[Data listing]
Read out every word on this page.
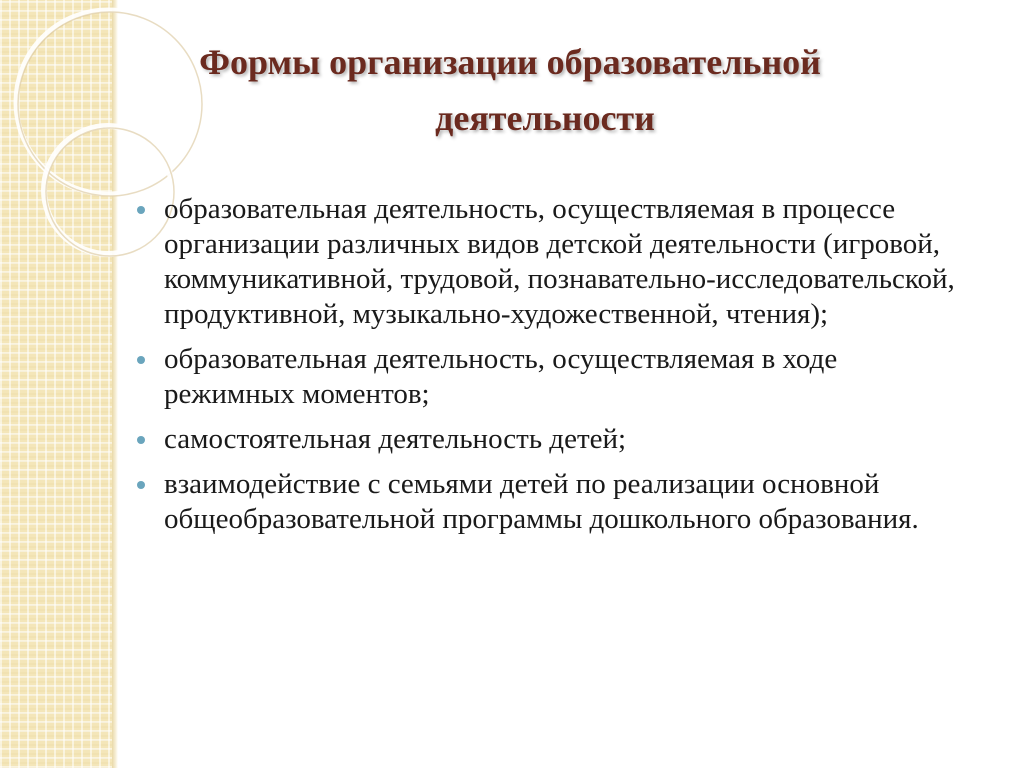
Формы организации образовательной
деятельности
образовательная деятельность, осуществляемая в процессе организации различных видов детской деятельности (игровой, коммуникативной, трудовой, познавательно-исследовательской, продуктивной, музыкально-художественной, чтения);
образовательная деятельность, осуществляемая в ходе режимных моментов;
самостоятельная деятельность детей;
взаимодействие с семьями детей по реализации основной общеобразовательной программы дошкольного образования.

• PROBLEM:
Reproduce the data above in full, exactly as it is, with the pictures left out.

• ANSWER BELOW:
Read out every word on this page.
Формы организации образовательной
деятельности
образовательная деятельность, осуществляемая в процессе организации различных видов детской деятельности (игровой, коммуникативной, трудовой, познавательно-исследовательской, продуктивной, музыкально-художественной, чтения);
образовательная деятельность, осуществляемая в ходе режимных моментов;
самостоятельная деятельность детей;
взаимодействие с семьями детей по реализации основной общеобразовательной программы дошкольного образования.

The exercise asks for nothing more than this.